◆ DATASET RECORDS:
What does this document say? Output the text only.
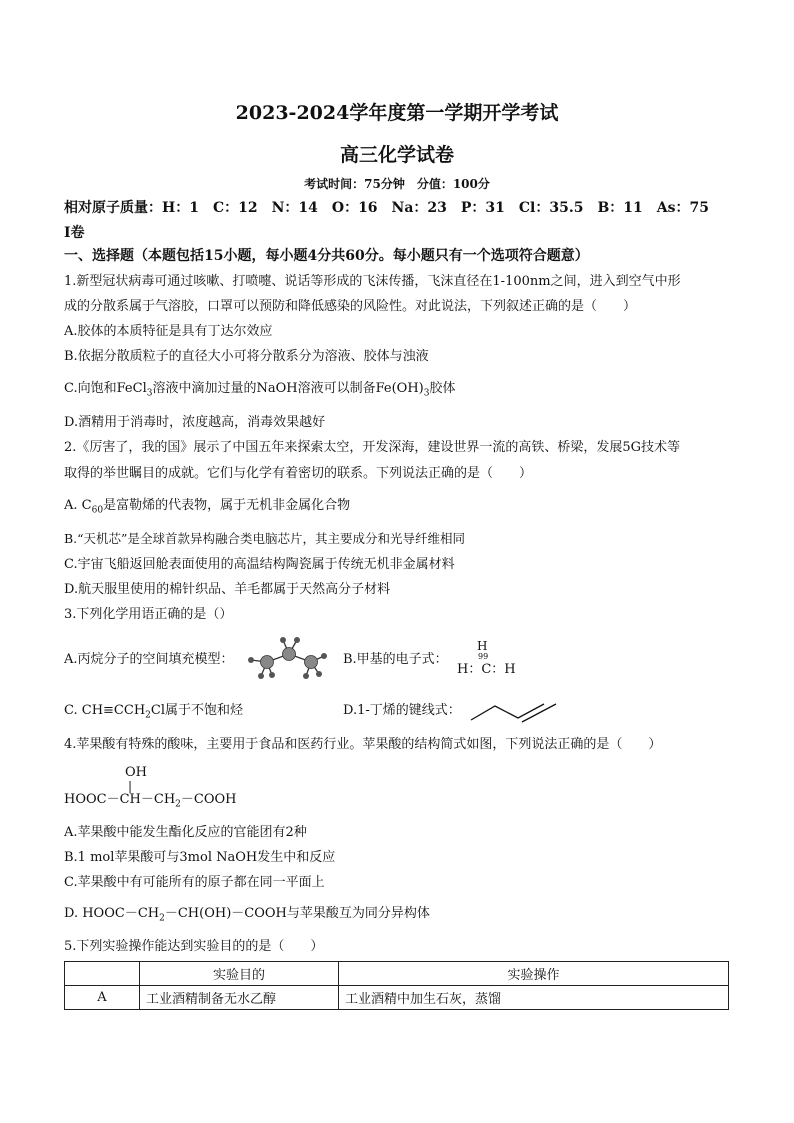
2023-2024学年度第一学期开学考试
高三化学试卷
考试时间：75分钟　分值：100分
相对原子质量：H：1　C：12　N：14　O：16　Na：23　P：31　Cl：35.5　B：11　As：75
I卷
一、选择题（本题包括15小题，每小题4分共60分。每小题只有一个选项符合题意）
1.新型冠状病毒可通过咳嗽、打喷嚏、说话等形成的飞沫传播，飞沫直径在1-100nm之间，进入到空气中形
成的分散系属于气溶胶，口罩可以预防和降低感染的风险性。对此说法，下列叙述正确的是（　　）
A.胶体的本质特征是具有丁达尔效应
B.依据分散质粒子的直径大小可将分散系分为溶液、胶体与浊液
C.向饱和FeCl$_3$溶液中滴加过量的NaOH溶液可以制备$Fe(OH)_3$胶体
D.酒精用于消毒时，浓度越高，消毒效果越好
2.《厉害了，我的国》展示了中国五年来探索太空，开发深海，建设世界一流的高铁、桥梁，发展5G技术等
取得的举世瞩目的成就。它们与化学有着密切的联系。下列说法正确的是（　　）
A. $C_{60}$是富勒烯的代表物，属于无机非金属化合物
B.“天机芯”是全球首款异构融合类电脑芯片，其主要成分和光导纤维相同
C.宇宙飞船返回舱表面使用的高温结构陶瓷属于传统无机非金属材料
D.航天服里使用的棉针织品、羊毛都属于天然高分子材料
3.下列化学用语正确的是（）
A.丙烷分子的空间填充模型：	B.甲基的电子式：
H
99
H：C：H
C. $CH\equiv CCH_2Cl$属于不饱和烃	D.1-丁烯的键线式：
4.苹果酸有特殊的酸味，主要用于食品和医药行业。苹果酸的结构简式如图，下列说法正确的是（　　）
OH
|
$HOOC-CH-CH_2-COOH$
A.苹果酸中能发生酯化反应的官能团有2种
B.1 mol苹果酸可与3mol NaOH发生中和反应
C.苹果酸中有可能所有的原子都在同一平面上
D. $HOOC-CH_2-CH(OH)-COOH$与苹果酸互为同分异构体
5.下列实验操作能达到实验目的的是（　　）
	实验目的	实验操作
A	工业酒精制备无水乙醇	工业酒精中加生石灰，蒸馏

◆ INSTRUCTIONS TO FOLLOW: Copy the listing in full and without alteration, omitting every picture.

◆ TASK RESPONSE:
What does this document say? Output the text only.
2023-2024学年度第一学期开学考试
高三化学试卷
考试时间：75分钟　分值：100分
相对原子质量：H：1　C：12　N：14　O：16　Na：23　P：31　Cl：35.5　B：11　As：75
I卷
一、选择题（本题包括15小题，每小题4分共60分。每小题只有一个选项符合题意）
1.新型冠状病毒可通过咳嗽、打喷嚏、说话等形成的飞沫传播，飞沫直径在1-100nm之间，进入到空气中形
成的分散系属于气溶胶，口罩可以预防和降低感染的风险性。对此说法，下列叙述正确的是（　　）
A.胶体的本质特征是具有丁达尔效应
B.依据分散质粒子的直径大小可将分散系分为溶液、胶体与浊液
C.向饱和FeCl$_3$溶液中滴加过量的NaOH溶液可以制备$Fe(OH)_3$胶体
D.酒精用于消毒时，浓度越高，消毒效果越好
2.《厉害了，我的国》展示了中国五年来探索太空，开发深海，建设世界一流的高铁、桥梁，发展5G技术等
取得的举世瞩目的成就。它们与化学有着密切的联系。下列说法正确的是（　　）
A. $C_{60}$是富勒烯的代表物，属于无机非金属化合物
B.“天机芯”是全球首款异构融合类电脑芯片，其主要成分和光导纤维相同
C.宇宙飞船返回舱表面使用的高温结构陶瓷属于传统无机非金属材料
D.航天服里使用的棉针织品、羊毛都属于天然高分子材料
3.下列化学用语正确的是（）
A.丙烷分子的空间填充模型：	B.甲基的电子式：
H
99
H：C：H
C. $CH\equiv CCH_2Cl$属于不饱和烃	D.1-丁烯的键线式：
4.苹果酸有特殊的酸味，主要用于食品和医药行业。苹果酸的结构简式如图，下列说法正确的是（　　）
OH
|
$HOOC-CH-CH_2-COOH$
A.苹果酸中能发生酯化反应的官能团有2种
B.1 mol苹果酸可与3mol NaOH发生中和反应
C.苹果酸中有可能所有的原子都在同一平面上
D. $HOOC-CH_2-CH(OH)-COOH$与苹果酸互为同分异构体
5.下列实验操作能达到实验目的的是（　　）
	实验目的	实验操作
A	工业酒精制备无水乙醇	工业酒精中加生石灰，蒸馏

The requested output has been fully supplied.